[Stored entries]
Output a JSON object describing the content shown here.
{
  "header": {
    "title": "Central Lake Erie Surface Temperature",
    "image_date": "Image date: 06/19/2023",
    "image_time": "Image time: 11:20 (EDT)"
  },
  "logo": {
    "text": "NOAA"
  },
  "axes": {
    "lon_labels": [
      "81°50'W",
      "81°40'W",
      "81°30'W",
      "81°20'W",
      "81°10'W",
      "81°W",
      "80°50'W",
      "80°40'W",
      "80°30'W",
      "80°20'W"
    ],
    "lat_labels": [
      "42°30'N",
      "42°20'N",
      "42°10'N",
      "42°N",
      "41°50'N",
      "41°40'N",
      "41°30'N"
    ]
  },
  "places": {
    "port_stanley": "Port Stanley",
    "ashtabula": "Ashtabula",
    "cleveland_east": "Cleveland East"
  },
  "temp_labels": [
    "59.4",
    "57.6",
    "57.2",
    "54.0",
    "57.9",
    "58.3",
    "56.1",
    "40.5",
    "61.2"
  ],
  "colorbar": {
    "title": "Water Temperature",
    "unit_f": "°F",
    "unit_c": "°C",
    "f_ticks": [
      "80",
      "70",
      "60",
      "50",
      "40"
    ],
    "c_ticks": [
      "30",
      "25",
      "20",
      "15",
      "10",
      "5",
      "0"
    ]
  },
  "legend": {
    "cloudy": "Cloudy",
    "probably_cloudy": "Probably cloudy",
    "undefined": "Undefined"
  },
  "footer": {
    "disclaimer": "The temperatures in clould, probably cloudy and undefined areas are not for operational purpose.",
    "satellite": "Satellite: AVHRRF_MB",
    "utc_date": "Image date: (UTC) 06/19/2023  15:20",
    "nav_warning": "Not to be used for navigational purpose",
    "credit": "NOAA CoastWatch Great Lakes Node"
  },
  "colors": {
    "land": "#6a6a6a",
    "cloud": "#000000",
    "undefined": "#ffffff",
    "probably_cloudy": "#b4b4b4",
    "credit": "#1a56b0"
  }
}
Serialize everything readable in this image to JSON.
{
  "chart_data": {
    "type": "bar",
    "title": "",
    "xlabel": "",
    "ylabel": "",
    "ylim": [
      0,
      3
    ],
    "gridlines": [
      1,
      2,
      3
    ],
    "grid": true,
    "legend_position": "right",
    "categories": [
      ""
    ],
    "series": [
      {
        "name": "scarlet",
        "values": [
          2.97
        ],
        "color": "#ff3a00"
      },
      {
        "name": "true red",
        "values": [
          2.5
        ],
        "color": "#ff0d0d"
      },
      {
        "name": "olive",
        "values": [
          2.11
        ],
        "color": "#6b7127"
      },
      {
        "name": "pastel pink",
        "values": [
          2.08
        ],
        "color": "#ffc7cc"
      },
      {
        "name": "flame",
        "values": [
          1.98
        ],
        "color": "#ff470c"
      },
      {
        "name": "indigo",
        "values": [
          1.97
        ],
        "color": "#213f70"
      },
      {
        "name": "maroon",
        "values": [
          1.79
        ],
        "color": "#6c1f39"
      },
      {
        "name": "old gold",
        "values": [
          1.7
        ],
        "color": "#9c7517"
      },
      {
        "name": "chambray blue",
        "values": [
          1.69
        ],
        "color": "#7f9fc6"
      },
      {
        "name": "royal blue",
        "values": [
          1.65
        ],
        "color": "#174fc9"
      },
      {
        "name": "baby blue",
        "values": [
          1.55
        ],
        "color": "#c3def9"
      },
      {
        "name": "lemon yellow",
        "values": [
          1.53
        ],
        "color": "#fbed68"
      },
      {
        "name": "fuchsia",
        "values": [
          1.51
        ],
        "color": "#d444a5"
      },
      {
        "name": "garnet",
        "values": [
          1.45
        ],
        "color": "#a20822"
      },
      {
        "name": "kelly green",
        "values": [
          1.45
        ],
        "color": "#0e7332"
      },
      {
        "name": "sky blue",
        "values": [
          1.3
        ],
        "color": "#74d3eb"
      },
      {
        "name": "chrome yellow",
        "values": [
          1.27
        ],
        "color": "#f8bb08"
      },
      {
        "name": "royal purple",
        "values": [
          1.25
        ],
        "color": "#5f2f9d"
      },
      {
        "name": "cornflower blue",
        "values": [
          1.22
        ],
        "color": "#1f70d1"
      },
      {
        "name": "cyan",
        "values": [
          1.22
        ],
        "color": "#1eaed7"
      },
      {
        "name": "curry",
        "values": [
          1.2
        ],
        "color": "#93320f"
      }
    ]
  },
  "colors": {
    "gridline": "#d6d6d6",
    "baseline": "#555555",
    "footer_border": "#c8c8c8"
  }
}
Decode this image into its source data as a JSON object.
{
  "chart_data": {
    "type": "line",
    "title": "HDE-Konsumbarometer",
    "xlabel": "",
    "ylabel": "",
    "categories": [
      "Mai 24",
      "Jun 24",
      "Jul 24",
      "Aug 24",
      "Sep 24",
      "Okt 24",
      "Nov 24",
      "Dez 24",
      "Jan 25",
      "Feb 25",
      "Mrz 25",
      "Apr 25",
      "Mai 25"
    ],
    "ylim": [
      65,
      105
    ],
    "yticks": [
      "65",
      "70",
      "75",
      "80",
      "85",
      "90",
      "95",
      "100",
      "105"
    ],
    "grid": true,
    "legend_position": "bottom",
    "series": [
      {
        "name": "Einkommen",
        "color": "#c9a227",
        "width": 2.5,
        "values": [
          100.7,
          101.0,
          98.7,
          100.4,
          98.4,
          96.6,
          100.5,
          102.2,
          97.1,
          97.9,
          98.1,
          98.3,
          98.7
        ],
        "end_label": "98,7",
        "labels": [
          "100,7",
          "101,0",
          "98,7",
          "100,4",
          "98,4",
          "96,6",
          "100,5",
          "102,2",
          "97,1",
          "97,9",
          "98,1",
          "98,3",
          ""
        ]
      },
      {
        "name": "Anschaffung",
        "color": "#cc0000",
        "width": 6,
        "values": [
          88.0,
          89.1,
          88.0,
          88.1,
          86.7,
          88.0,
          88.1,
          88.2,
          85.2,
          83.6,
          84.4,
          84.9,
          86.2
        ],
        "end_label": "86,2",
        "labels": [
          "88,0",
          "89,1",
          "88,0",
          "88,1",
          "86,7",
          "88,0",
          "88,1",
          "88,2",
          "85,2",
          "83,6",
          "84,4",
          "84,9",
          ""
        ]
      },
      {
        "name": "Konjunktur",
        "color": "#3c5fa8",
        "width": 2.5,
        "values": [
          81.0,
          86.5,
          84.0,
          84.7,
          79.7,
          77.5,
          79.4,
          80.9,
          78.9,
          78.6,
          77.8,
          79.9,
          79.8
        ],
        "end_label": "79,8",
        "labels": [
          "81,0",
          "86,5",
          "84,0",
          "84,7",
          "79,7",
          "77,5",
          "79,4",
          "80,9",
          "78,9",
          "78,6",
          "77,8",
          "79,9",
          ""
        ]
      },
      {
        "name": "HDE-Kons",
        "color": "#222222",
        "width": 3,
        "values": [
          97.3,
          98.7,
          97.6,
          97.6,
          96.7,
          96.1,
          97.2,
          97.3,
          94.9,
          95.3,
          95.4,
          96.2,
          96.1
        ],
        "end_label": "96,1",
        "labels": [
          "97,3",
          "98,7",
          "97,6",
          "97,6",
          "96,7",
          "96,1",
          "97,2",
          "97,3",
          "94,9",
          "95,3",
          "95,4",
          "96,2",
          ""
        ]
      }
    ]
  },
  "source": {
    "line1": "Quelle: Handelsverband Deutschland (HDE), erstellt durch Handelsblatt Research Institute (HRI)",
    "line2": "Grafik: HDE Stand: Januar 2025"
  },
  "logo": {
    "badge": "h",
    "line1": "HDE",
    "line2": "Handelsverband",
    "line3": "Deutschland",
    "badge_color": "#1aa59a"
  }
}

GOAL OF THE EXERCISE: Give the material above again, word for word.

SOLUTION FOR THIS PROBLEM:
Output a JSON object describing the content shown here.
{
  "header": {
    "title": "Central Lake Erie Surface Temperature",
    "image_date": "Image date: 06/19/2023",
    "image_time": "Image time: 11:20 (EDT)"
  },
  "logo": {
    "text": "NOAA"
  },
  "axes": {
    "lon_labels": [
      "81°50'W",
      "81°40'W",
      "81°30'W",
      "81°20'W",
      "81°10'W",
      "81°W",
      "80°50'W",
      "80°40'W",
      "80°30'W",
      "80°20'W"
    ],
    "lat_labels": [
      "42°30'N",
      "42°20'N",
      "42°10'N",
      "42°N",
      "41°50'N",
      "41°40'N",
      "41°30'N"
    ]
  },
  "places": {
    "port_stanley": "Port Stanley",
    "ashtabula": "Ashtabula",
    "cleveland_east": "Cleveland East"
  },
  "temp_labels": [
    "59.4",
    "57.6",
    "57.2",
    "54.0",
    "57.9",
    "58.3",
    "56.1",
    "40.5",
    "61.2"
  ],
  "colorbar": {
    "title": "Water Temperature",
    "unit_f": "°F",
    "unit_c": "°C",
    "f_ticks": [
      "80",
      "70",
      "60",
      "50",
      "40"
    ],
    "c_ticks": [
      "30",
      "25",
      "20",
      "15",
      "10",
      "5",
      "0"
    ]
  },
  "legend": {
    "cloudy": "Cloudy",
    "probably_cloudy": "Probably cloudy",
    "undefined": "Undefined"
  },
  "footer": {
    "disclaimer": "The temperatures in clould, probably cloudy and undefined areas are not for operational purpose.",
    "satellite": "Satellite: AVHRRF_MB",
    "utc_date": "Image date: (UTC) 06/19/2023  15:20",
    "nav_warning": "Not to be used for navigational purpose",
    "credit": "NOAA CoastWatch Great Lakes Node"
  },
  "colors": {
    "land": "#6a6a6a",
    "cloud": "#000000",
    "undefined": "#ffffff",
    "probably_cloudy": "#b4b4b4",
    "credit": "#1a56b0"
  }
}
Serialize everything readable in this image to JSON.
{
  "chart_data": {
    "type": "bar",
    "title": "",
    "xlabel": "",
    "ylabel": "",
    "ylim": [
      0,
      3
    ],
    "gridlines": [
      1,
      2,
      3
    ],
    "grid": true,
    "legend_position": "right",
    "categories": [
      ""
    ],
    "series": [
      {
        "name": "scarlet",
        "values": [
          2.97
        ],
        "color": "#ff3a00"
      },
      {
        "name": "true red",
        "values": [
          2.5
        ],
        "color": "#ff0d0d"
      },
      {
        "name": "olive",
        "values": [
          2.11
        ],
        "color": "#6b7127"
      },
      {
        "name": "pastel pink",
        "values": [
          2.08
        ],
        "color": "#ffc7cc"
      },
      {
        "name": "flame",
        "values": [
          1.98
        ],
        "color": "#ff470c"
      },
      {
        "name": "indigo",
        "values": [
          1.97
        ],
        "color": "#213f70"
      },
      {
        "name": "maroon",
        "values": [
          1.79
        ],
        "color": "#6c1f39"
      },
      {
        "name": "old gold",
        "values": [
          1.7
        ],
        "color": "#9c7517"
      },
      {
        "name": "chambray blue",
        "values": [
          1.69
        ],
        "color": "#7f9fc6"
      },
      {
        "name": "royal blue",
        "values": [
          1.65
        ],
        "color": "#174fc9"
      },
      {
        "name": "baby blue",
        "values": [
          1.55
        ],
        "color": "#c3def9"
      },
      {
        "name": "lemon yellow",
        "values": [
          1.53
        ],
        "color": "#fbed68"
      },
      {
        "name": "fuchsia",
        "values": [
          1.51
        ],
        "color": "#d444a5"
      },
      {
        "name": "garnet",
        "values": [
          1.45
        ],
        "color": "#a20822"
      },
      {
        "name": "kelly green",
        "values": [
          1.45
        ],
        "color": "#0e7332"
      },
      {
        "name": "sky blue",
        "values": [
          1.3
        ],
        "color": "#74d3eb"
      },
      {
        "name": "chrome yellow",
        "values": [
          1.27
        ],
        "color": "#f8bb08"
      },
      {
        "name": "royal purple",
        "values": [
          1.25
        ],
        "color": "#5f2f9d"
      },
      {
        "name": "cornflower blue",
        "values": [
          1.22
        ],
        "color": "#1f70d1"
      },
      {
        "name": "cyan",
        "values": [
          1.22
        ],
        "color": "#1eaed7"
      },
      {
        "name": "curry",
        "values": [
          1.2
        ],
        "color": "#93320f"
      }
    ]
  },
  "colors": {
    "gridline": "#d6d6d6",
    "baseline": "#555555",
    "footer_border": "#c8c8c8"
  }
}
Decode this image into its source data as a JSON object.
{
  "chart_data": {
    "type": "line",
    "title": "HDE-Konsumbarometer",
    "xlabel": "",
    "ylabel": "",
    "categories": [
      "Mai 24",
      "Jun 24",
      "Jul 24",
      "Aug 24",
      "Sep 24",
      "Okt 24",
      "Nov 24",
      "Dez 24",
      "Jan 25",
      "Feb 25",
      "Mrz 25",
      "Apr 25",
      "Mai 25"
    ],
    "ylim": [
      65,
      105
    ],
    "yticks": [
      "65",
      "70",
      "75",
      "80",
      "85",
      "90",
      "95",
      "100",
      "105"
    ],
    "grid": true,
    "legend_position": "bottom",
    "series": [
      {
        "name": "Einkommen",
        "color": "#c9a227",
        "width": 2.5,
        "values": [
          100.7,
          101.0,
          98.7,
          100.4,
          98.4,
          96.6,
          100.5,
          102.2,
          97.1,
          97.9,
          98.1,
          98.3,
          98.7
        ],
        "end_label": "98,7",
        "labels": [
          "100,7",
          "101,0",
          "98,7",
          "100,4",
          "98,4",
          "96,6",
          "100,5",
          "102,2",
          "97,1",
          "97,9",
          "98,1",
          "98,3",
          ""
        ]
      },
      {
        "name": "Anschaffung",
        "color": "#cc0000",
        "width": 6,
        "values": [
          88.0,
          89.1,
          88.0,
          88.1,
          86.7,
          88.0,
          88.1,
          88.2,
          85.2,
          83.6,
          84.4,
          84.9,
          86.2
        ],
        "end_label": "86,2",
        "labels": [
          "88,0",
          "89,1",
          "88,0",
          "88,1",
          "86,7",
          "88,0",
          "88,1",
          "88,2",
          "85,2",
          "83,6",
          "84,4",
          "84,9",
          ""
        ]
      },
      {
        "name": "Konjunktur",
        "color": "#3c5fa8",
        "width": 2.5,
        "values": [
          81.0,
          86.5,
          84.0,
          84.7,
          79.7,
          77.5,
          79.4,
          80.9,
          78.9,
          78.6,
          77.8,
          79.9,
          79.8
        ],
        "end_label": "79,8",
        "labels": [
          "81,0",
          "86,5",
          "84,0",
          "84,7",
          "79,7",
          "77,5",
          "79,4",
          "80,9",
          "78,9",
          "78,6",
          "77,8",
          "79,9",
          ""
        ]
      },
      {
        "name": "HDE-Kons",
        "color": "#222222",
        "width": 3,
        "values": [
          97.3,
          98.7,
          97.6,
          97.6,
          96.7,
          96.1,
          97.2,
          97.3,
          94.9,
          95.3,
          95.4,
          96.2,
          96.1
        ],
        "end_label": "96,1",
        "labels": [
          "97,3",
          "98,7",
          "97,6",
          "97,6",
          "96,7",
          "96,1",
          "97,2",
          "97,3",
          "94,9",
          "95,3",
          "95,4",
          "96,2",
          ""
        ]
      }
    ]
  },
  "source": {
    "line1": "Quelle: Handelsverband Deutschland (HDE), erstellt durch Handelsblatt Research Institute (HRI)",
    "line2": "Grafik: HDE Stand: Januar 2025"
  },
  "logo": {
    "badge": "h",
    "line1": "HDE",
    "line2": "Handelsverband",
    "line3": "Deutschland",
    "badge_color": "#1aa59a"
  }
}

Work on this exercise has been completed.